:: PÁGINA ::
___

A atitude humorista e caricatural d’Os Homens da Luta irrita muita gente e até alguma esquerda.

Da primeira vez que, em muitos anos, o Festival da Canção teve algum interesse, eu estava entretido com uma caldeirada. Confesso-me desolado.

Só no domingo de manhã dei conta da estonteante vitória d’Os Homens da Luta no programa musical mais querido das famílias portuguesas. E foi também nessa altura que me apercebi da onda de choque que tamanha façanha gerou.

O vídeo da entrega do prédio mostra tudo: a cara incrédula dos protagonistas, a festa dos seus apoiantes, o desalento de quem estava ali por outro artista e, sobretudo, a má educação daqueles e daquelas que, descontentes com o resultado, vaiaram os vencedores ou se levantaram e saíram antes do fim do espectáculo.

A atitude humorista e caricatural d’Os Homens da Luta irrita muita gente e até alguma esquerda. Talvez isso se explique porque as personagens de Gel e Falâncio se montam em algumas ideias que nos são queridas e na herança da luta pós 25 de Abril, ou porque o ar de quem brinca com coisas sérias se sobrepôs, durante muito tempo, ao essencial do seu discurso, marcado pela denuncia das contradições deste país.

___

:: EXERCÍCIO 1 ::
Segundo o texto sobre o Festival da Canção, em que manhã se deu conta quem escreve da vitória d’Os Homens da Luta?
:: EXERCÍCIO 2 ::
Reproduza o trecho do texto sobre o Festival da Canção entre "Da primeira vez" e "tamanha façanha gerou.", inclusive.
:: EXERCÍCIO 3 ::
Enumere tudo o que, de acordo com o texto sobre o Festival da Canção, o vídeo da entrega do prémio mostra.
Os registos que se seguem provêm de outra fonte.

___

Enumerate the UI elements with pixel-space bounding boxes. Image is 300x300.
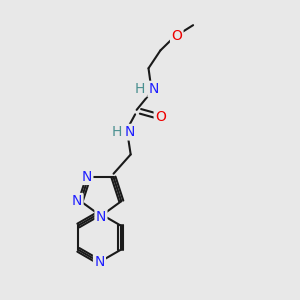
Text: N: N: [82, 170, 92, 184]
Text: N: N: [96, 210, 106, 224]
Text: H: H: [135, 82, 146, 96]
Text: N: N: [72, 194, 82, 208]
Text: H: H: [111, 125, 122, 139]
Text: O: O: [155, 110, 166, 124]
Text: N: N: [94, 255, 105, 269]
Text: N: N: [125, 125, 135, 139]
Text: N: N: [149, 82, 159, 96]
Text: O: O: [171, 28, 182, 43]
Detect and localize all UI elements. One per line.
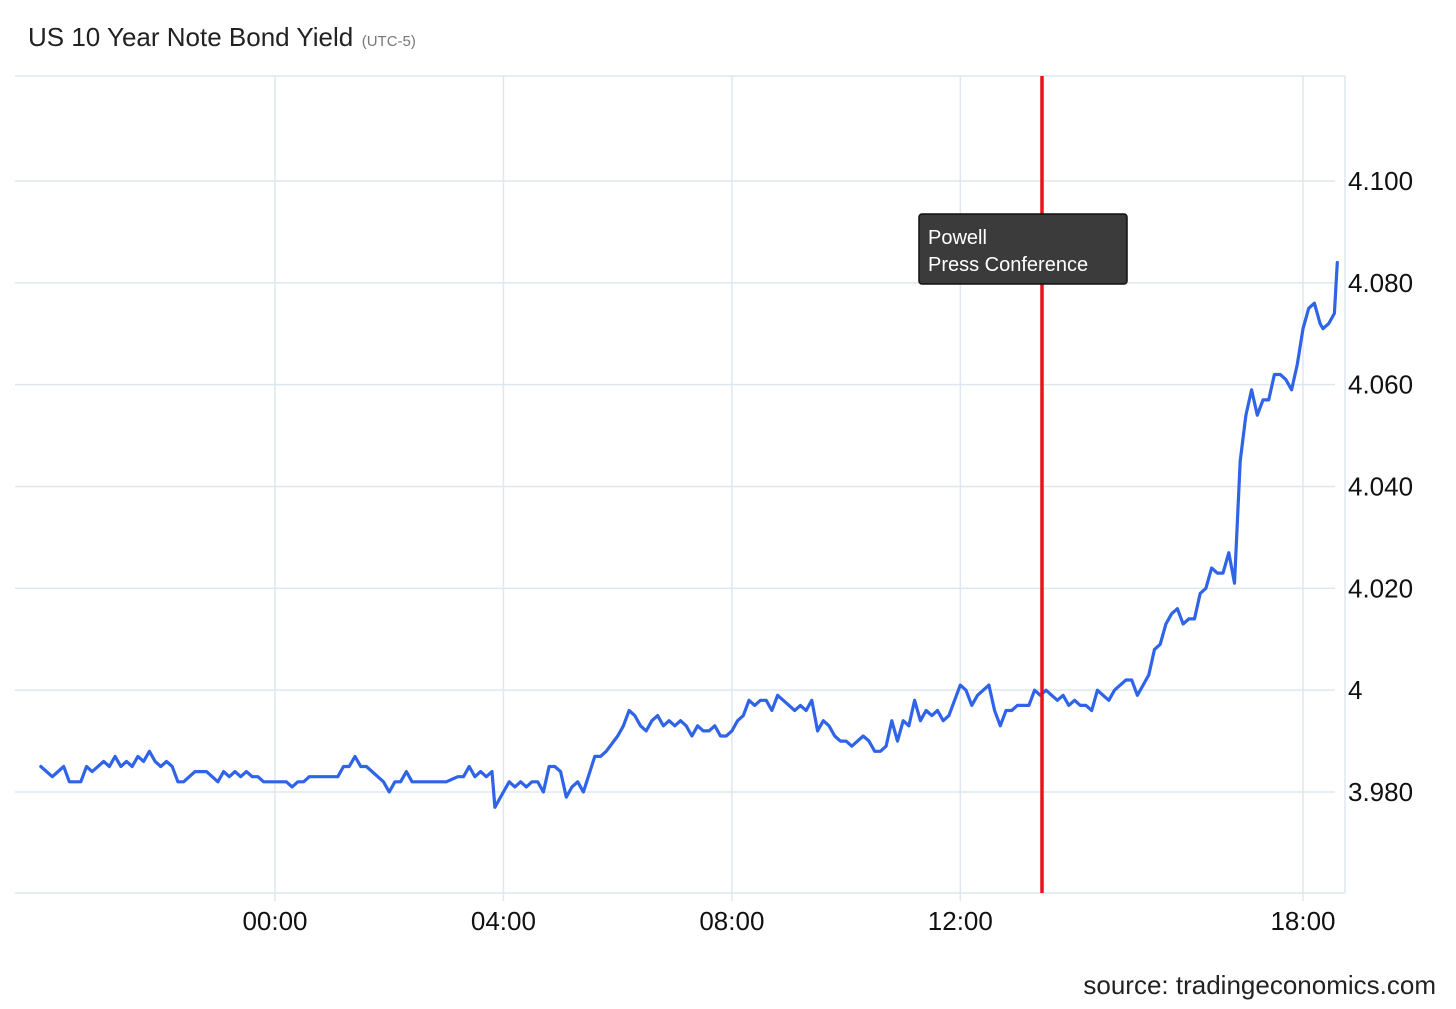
annotation-label-line: Press Conference (928, 254, 1088, 276)
y-tick-label: 3.980 (1348, 777, 1413, 807)
y-tick-label: 4.020 (1348, 573, 1413, 603)
x-tick-label: 04:00 (471, 906, 536, 936)
y-tick-label: 4.060 (1348, 370, 1413, 400)
y-tick-label: 4.080 (1348, 268, 1413, 298)
annotation-label-line: Powell (928, 227, 987, 249)
source-credit: source: tradingeconomics.com (1083, 970, 1436, 1000)
x-tick-label: 08:00 (699, 906, 764, 936)
chart-title: US 10 Year Note Bond Yield (28, 22, 354, 52)
y-tick-label: 4 (1348, 675, 1362, 705)
x-tick-label: 00:00 (242, 906, 307, 936)
y-tick-label: 4.100 (1348, 166, 1413, 196)
y-tick-label: 4.040 (1348, 472, 1413, 502)
chart-subtitle: (UTC-5) (361, 33, 416, 50)
annotation-box (918, 213, 1128, 285)
chart-title-group: US 10 Year Note Bond Yield (UTC-5) (28, 22, 416, 53)
yield-series-line (39, 260, 1339, 809)
x-tick-label: 12:00 (928, 906, 993, 936)
x-tick-label: 18:00 (1270, 906, 1335, 936)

___

:: RESOLUÇÃO 1 ::
No domingo de manhã.

:: RESOLUÇÃO 2 ::
Da primeira vez que, em muitos anos, o Festival da Canção teve algum interesse, eu estava entretido com uma caldeirada. Confesso-me desolado.

Só no domingo de manhã dei conta da estonteante vitória d’Os Homens da Luta no programa musical mais querido das famílias portuguesas. E foi também nessa altura que me apercebi da onda de choque que tamanha façanha gerou.

:: RESOLUÇÃO 3 ::
- A cara incrédula dos protagonistas
- A festa dos seus apoiantes
- O desalento de quem estava ali por outro artista
- A má educação daqueles e daquelas que, descontentes com o resultado, vaiaram os vencedores ou se levantaram e saíram antes do fim do espectáculo